What to produce = Search the material and gather each line with "title" in it.
# start of Entries supplied
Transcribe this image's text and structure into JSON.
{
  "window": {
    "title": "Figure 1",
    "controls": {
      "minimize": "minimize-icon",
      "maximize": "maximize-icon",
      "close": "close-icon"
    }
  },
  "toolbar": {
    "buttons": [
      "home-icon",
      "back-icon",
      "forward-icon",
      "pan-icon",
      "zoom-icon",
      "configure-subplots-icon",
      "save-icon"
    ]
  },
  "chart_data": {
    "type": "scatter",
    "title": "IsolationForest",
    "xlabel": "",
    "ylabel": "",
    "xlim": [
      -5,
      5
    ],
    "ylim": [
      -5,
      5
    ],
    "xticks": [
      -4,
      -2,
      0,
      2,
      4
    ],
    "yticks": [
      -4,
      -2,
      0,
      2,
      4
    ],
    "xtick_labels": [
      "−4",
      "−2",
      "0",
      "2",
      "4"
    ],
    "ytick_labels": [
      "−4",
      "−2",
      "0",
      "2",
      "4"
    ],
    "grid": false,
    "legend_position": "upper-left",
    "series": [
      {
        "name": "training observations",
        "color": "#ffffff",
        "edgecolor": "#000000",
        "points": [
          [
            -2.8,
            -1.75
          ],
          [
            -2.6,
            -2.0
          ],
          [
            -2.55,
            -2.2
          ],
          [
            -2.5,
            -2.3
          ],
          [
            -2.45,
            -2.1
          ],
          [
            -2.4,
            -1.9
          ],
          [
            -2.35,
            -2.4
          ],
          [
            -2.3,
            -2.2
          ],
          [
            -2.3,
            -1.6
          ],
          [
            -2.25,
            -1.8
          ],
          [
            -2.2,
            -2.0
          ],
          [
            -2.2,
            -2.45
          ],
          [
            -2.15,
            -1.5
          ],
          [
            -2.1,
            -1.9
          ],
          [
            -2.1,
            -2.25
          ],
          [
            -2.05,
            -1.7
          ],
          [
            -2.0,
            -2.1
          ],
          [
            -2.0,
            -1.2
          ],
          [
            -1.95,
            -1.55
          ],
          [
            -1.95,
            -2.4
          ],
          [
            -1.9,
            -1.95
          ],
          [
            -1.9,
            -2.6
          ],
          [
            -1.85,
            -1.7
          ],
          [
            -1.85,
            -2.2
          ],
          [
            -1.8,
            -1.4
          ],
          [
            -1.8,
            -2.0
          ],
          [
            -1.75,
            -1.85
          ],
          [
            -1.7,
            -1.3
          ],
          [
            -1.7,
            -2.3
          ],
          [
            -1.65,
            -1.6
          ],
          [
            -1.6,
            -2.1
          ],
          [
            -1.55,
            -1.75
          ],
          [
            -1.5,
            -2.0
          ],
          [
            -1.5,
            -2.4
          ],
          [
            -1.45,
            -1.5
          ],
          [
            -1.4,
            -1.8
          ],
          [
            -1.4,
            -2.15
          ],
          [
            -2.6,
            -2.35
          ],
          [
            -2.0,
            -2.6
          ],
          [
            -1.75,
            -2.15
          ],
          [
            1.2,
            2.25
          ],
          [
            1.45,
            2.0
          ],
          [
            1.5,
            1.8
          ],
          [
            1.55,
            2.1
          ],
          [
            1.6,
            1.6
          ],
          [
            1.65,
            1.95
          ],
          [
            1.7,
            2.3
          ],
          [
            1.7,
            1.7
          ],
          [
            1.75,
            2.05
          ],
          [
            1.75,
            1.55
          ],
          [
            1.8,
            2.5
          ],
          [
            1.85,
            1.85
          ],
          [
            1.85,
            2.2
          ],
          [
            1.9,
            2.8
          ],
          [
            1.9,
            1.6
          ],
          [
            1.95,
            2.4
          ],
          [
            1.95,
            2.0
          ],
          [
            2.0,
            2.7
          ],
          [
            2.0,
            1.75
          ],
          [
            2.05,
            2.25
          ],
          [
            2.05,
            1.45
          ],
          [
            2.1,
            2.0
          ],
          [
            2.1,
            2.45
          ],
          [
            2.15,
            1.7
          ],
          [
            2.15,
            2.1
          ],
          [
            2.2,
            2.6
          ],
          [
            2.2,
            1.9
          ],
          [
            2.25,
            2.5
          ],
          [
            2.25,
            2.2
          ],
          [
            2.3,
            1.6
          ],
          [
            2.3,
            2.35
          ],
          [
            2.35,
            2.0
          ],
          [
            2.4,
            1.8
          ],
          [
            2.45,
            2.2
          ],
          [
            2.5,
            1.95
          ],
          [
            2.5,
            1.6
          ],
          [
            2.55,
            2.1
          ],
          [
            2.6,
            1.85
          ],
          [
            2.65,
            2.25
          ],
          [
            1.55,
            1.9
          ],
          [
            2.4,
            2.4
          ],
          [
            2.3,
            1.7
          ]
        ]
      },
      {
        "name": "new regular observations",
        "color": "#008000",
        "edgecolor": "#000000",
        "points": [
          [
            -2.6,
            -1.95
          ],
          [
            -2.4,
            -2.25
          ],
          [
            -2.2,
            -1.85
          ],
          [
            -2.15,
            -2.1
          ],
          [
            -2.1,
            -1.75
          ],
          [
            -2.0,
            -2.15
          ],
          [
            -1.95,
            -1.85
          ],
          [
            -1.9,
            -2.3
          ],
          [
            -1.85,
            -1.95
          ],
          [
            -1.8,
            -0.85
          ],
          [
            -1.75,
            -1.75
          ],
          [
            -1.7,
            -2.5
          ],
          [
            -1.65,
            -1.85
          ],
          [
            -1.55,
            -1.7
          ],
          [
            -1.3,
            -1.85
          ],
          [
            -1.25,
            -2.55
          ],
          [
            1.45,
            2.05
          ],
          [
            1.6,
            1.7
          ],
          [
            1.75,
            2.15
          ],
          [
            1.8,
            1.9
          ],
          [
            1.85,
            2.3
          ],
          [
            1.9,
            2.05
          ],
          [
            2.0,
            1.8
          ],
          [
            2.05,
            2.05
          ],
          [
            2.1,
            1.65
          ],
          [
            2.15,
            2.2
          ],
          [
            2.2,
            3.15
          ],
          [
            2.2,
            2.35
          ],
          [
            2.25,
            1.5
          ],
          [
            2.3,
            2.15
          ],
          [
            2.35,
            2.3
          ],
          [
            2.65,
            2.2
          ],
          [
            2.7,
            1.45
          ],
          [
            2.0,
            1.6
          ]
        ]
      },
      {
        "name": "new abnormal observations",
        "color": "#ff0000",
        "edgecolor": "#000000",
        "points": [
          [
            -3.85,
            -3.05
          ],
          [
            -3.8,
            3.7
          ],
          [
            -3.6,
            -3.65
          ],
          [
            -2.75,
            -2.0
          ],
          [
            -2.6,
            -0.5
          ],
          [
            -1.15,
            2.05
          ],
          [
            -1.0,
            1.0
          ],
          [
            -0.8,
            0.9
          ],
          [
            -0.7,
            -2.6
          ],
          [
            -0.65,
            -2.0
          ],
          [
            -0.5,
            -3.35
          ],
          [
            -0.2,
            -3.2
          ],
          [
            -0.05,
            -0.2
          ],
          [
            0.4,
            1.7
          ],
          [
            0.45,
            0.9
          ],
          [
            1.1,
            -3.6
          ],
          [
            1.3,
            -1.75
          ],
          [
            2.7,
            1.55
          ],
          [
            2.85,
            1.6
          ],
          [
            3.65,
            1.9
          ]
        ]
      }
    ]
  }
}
# end of Entries supplied
Result of this exercise =
    "title": "Figure 1",
    "title": "IsolationForest",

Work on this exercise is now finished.